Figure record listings
** BEGIN **
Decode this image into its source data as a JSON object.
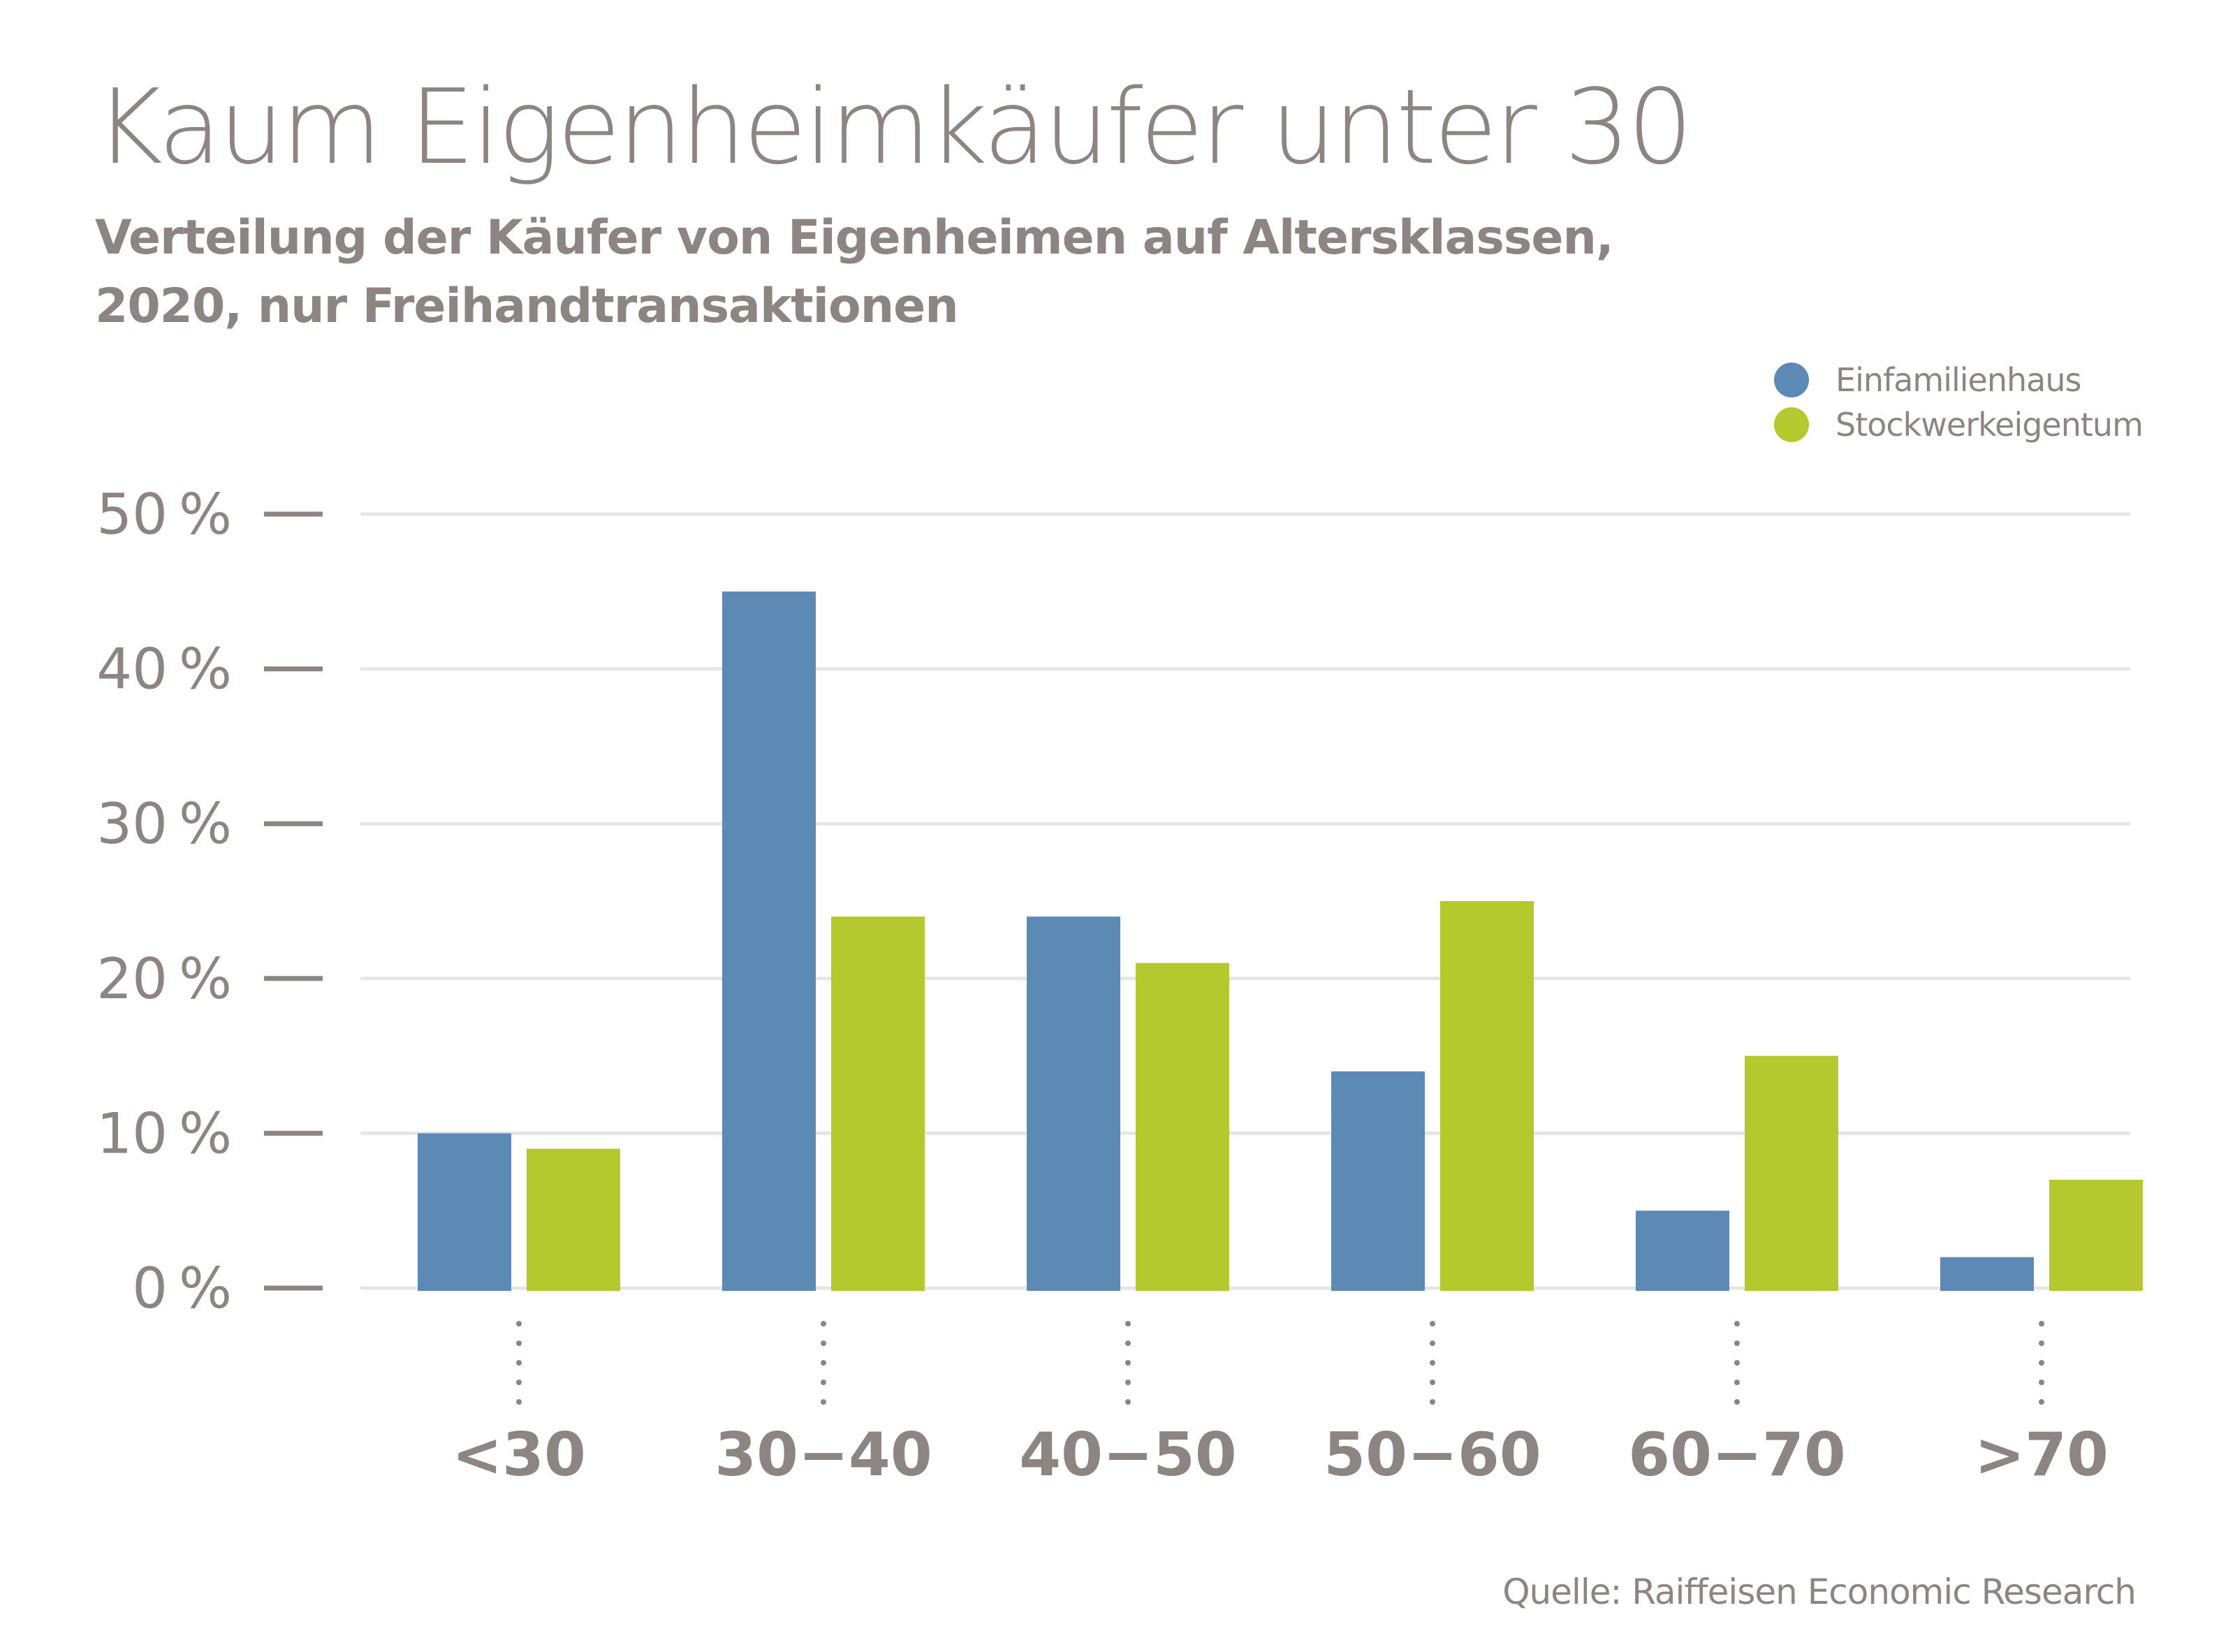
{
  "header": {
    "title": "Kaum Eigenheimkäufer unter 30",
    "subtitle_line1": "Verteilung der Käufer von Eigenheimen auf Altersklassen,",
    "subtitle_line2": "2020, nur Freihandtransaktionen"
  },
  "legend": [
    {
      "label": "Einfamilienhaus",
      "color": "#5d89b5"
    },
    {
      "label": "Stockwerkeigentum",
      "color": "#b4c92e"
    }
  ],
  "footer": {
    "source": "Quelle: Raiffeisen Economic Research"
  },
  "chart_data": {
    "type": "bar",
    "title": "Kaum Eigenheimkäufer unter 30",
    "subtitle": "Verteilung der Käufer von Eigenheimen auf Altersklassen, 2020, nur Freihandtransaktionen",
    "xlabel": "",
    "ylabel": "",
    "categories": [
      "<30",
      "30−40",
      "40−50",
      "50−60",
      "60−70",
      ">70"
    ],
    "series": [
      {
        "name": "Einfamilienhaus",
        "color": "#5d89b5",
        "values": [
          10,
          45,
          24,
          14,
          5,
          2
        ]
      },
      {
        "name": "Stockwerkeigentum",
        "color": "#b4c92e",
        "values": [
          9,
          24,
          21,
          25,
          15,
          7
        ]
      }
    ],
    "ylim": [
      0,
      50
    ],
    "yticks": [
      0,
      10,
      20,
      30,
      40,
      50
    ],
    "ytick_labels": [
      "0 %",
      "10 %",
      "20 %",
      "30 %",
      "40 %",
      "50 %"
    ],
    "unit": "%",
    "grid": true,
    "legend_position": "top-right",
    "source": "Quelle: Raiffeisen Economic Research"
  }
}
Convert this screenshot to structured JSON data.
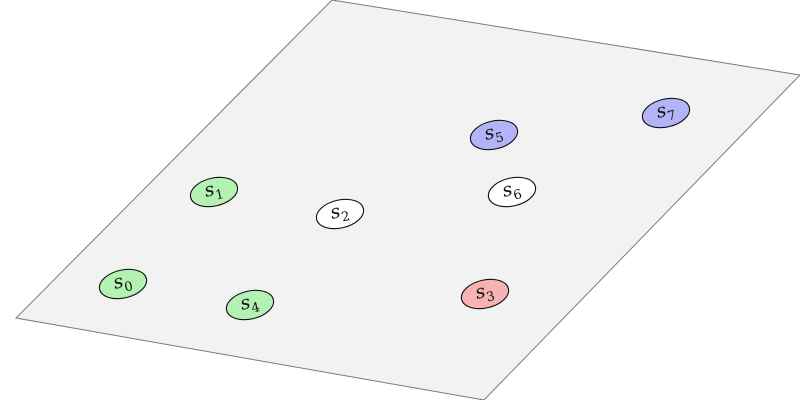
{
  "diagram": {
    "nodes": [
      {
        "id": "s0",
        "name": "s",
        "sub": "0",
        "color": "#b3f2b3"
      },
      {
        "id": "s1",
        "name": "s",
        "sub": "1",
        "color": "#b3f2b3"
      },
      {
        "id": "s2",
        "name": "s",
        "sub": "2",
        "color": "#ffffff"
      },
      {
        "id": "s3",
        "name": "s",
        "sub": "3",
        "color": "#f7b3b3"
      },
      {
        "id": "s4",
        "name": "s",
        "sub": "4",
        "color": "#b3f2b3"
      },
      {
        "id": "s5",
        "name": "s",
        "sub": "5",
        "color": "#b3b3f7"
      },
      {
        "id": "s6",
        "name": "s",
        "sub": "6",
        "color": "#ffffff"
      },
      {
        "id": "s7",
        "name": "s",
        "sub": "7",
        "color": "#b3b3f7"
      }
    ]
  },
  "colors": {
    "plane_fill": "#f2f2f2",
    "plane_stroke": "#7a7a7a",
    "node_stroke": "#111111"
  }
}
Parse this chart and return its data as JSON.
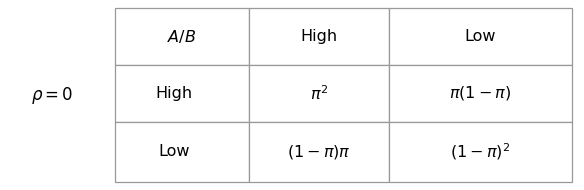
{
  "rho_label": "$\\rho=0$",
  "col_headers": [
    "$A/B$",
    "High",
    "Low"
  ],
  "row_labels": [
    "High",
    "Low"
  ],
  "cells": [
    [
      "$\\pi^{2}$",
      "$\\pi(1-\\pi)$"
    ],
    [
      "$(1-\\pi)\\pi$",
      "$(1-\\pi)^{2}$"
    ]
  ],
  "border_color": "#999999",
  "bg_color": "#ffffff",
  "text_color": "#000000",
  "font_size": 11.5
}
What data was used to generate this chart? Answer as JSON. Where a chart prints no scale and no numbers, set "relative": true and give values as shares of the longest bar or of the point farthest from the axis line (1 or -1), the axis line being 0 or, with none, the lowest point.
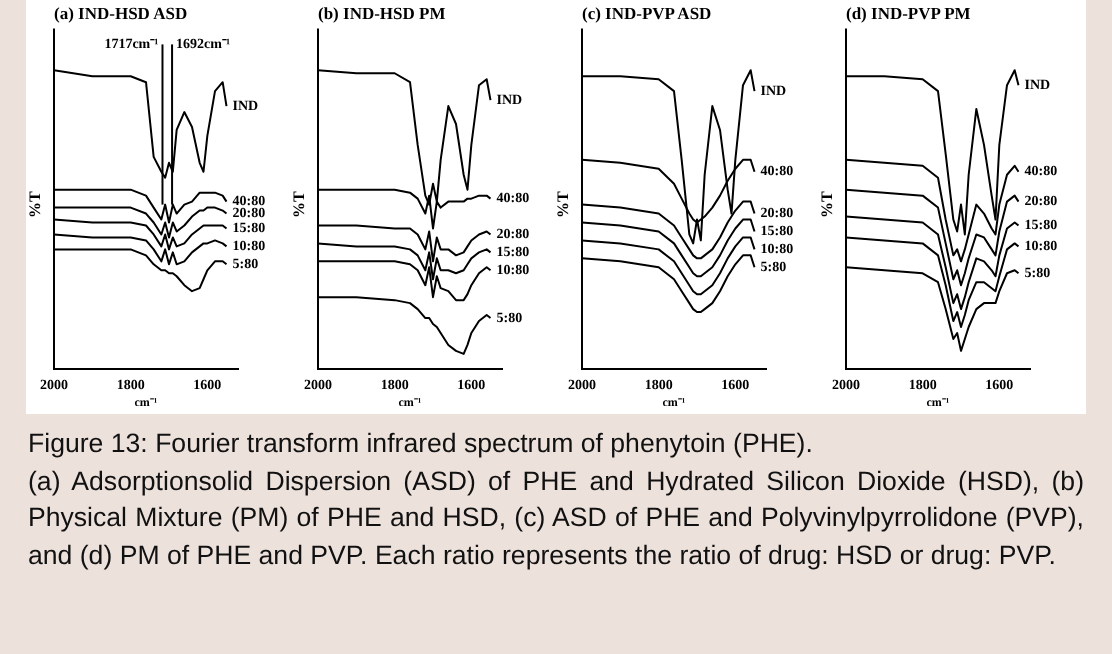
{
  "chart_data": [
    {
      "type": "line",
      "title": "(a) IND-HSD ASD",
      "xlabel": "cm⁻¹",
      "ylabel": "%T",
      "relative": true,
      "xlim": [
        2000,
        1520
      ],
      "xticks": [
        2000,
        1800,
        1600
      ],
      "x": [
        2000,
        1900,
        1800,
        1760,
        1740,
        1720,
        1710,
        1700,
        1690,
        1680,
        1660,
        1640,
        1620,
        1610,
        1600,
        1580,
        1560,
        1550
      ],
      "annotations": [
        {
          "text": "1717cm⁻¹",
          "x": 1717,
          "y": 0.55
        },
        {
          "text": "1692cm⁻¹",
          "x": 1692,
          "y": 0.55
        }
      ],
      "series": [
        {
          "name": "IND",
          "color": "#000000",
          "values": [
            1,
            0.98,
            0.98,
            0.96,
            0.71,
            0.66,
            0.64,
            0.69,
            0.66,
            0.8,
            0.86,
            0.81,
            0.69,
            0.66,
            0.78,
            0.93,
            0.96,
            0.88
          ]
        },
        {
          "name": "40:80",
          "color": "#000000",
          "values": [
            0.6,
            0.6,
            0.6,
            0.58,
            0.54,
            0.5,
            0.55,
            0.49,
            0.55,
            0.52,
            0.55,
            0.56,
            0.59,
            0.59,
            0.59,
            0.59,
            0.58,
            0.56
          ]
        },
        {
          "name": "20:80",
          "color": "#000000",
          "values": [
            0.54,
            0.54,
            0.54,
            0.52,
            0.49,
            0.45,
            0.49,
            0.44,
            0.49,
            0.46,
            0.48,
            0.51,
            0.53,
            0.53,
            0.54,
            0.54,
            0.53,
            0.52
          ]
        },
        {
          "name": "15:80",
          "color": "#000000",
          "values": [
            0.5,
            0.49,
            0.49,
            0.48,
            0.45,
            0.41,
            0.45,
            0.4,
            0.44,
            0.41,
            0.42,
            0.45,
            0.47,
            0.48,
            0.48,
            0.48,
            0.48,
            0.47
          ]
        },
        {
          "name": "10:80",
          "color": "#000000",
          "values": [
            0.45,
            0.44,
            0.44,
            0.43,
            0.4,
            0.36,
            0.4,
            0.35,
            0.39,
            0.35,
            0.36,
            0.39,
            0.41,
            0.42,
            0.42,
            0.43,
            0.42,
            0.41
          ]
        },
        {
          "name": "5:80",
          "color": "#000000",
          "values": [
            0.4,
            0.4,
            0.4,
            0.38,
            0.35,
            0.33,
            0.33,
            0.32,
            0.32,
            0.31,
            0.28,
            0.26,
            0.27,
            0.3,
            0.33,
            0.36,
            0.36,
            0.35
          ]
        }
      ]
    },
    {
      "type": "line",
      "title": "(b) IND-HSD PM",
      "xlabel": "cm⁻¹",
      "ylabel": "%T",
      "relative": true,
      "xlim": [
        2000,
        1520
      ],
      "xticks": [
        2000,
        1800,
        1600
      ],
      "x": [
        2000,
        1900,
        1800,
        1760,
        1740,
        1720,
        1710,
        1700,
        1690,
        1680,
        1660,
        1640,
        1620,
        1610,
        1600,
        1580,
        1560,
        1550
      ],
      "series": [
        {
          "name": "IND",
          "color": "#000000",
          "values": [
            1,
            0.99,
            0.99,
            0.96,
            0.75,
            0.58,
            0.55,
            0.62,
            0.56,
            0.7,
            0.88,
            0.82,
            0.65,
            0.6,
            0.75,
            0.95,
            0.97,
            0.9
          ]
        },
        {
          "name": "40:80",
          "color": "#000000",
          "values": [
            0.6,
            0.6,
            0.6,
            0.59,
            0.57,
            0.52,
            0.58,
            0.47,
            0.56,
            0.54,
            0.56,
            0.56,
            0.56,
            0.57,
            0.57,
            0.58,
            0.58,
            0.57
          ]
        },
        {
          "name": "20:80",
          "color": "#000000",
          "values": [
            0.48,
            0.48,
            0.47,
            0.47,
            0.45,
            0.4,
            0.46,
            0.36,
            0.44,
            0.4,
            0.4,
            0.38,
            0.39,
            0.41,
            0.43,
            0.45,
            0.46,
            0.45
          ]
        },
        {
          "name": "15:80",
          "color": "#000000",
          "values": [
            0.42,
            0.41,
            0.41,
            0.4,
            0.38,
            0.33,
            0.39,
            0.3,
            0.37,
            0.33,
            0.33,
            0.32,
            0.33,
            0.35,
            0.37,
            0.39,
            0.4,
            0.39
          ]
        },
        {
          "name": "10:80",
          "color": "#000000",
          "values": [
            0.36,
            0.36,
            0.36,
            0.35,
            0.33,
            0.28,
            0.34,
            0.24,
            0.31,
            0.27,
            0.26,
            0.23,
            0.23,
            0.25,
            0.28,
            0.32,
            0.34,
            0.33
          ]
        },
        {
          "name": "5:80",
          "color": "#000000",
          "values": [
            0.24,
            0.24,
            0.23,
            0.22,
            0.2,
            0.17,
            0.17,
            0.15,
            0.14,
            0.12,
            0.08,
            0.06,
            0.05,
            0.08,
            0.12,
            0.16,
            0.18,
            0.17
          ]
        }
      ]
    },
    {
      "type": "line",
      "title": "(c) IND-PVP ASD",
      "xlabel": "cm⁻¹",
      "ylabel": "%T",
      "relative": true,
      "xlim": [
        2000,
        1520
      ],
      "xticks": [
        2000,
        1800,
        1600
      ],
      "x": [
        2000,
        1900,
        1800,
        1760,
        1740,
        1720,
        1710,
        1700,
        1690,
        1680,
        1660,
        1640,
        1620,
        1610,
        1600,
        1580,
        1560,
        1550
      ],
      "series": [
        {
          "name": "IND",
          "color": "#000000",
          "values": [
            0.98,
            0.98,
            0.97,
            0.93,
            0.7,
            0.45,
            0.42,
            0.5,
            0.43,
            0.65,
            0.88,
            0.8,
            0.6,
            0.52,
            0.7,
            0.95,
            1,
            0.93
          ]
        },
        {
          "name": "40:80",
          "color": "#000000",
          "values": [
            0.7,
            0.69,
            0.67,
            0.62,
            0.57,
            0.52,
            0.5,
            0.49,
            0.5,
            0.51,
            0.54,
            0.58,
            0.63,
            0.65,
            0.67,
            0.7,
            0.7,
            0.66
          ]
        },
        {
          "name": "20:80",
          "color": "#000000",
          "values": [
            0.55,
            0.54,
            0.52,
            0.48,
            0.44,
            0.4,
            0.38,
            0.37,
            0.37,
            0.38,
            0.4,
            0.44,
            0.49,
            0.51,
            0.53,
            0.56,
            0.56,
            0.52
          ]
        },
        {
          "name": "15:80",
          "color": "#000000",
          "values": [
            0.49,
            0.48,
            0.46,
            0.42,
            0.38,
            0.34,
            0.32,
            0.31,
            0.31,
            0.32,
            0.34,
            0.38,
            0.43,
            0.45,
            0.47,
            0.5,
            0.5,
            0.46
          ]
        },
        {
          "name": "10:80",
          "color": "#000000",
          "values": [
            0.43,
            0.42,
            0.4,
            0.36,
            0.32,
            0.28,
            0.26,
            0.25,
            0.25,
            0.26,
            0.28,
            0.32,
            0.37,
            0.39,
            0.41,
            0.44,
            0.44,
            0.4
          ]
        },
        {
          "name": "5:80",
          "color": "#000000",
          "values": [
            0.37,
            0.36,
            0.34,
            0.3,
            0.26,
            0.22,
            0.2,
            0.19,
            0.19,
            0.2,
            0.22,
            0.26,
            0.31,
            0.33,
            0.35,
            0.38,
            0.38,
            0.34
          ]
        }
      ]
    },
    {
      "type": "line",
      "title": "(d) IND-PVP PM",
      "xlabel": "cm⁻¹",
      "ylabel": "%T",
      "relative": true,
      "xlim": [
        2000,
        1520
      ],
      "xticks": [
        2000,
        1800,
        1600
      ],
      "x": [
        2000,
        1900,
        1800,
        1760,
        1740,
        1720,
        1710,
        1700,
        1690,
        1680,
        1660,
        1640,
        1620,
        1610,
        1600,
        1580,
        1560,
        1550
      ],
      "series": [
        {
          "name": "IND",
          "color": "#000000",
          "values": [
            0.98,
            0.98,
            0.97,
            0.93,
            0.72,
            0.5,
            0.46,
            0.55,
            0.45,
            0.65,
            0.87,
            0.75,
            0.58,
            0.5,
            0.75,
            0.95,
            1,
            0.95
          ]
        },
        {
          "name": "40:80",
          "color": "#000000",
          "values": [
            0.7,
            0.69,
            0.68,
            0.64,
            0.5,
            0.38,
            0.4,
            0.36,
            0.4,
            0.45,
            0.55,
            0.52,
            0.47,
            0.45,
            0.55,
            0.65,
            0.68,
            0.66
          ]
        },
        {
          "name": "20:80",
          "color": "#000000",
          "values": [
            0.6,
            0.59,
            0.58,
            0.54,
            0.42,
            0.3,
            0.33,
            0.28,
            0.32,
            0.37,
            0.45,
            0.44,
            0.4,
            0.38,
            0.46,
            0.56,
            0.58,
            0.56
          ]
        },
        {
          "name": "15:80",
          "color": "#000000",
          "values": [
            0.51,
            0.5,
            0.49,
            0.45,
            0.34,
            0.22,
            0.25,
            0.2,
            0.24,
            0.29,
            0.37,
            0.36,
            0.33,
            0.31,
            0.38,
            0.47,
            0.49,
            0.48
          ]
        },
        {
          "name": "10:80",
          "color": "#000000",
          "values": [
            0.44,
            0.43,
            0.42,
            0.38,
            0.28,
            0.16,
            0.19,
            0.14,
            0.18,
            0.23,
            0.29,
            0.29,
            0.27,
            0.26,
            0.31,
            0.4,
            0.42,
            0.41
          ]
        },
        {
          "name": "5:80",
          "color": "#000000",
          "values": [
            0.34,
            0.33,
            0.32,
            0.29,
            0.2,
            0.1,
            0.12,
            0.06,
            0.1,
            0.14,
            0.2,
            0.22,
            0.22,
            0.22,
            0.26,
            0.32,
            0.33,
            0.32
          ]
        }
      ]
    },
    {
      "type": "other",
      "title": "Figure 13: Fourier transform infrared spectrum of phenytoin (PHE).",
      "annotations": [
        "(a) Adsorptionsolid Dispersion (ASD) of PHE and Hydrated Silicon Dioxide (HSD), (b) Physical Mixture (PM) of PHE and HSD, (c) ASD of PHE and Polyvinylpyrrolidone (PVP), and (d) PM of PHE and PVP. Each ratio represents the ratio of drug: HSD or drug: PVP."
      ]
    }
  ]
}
** END **
Task statement -
Say how many lines in the records hold "Eigenheimen", with the number as the whole reply.

Written answer -
2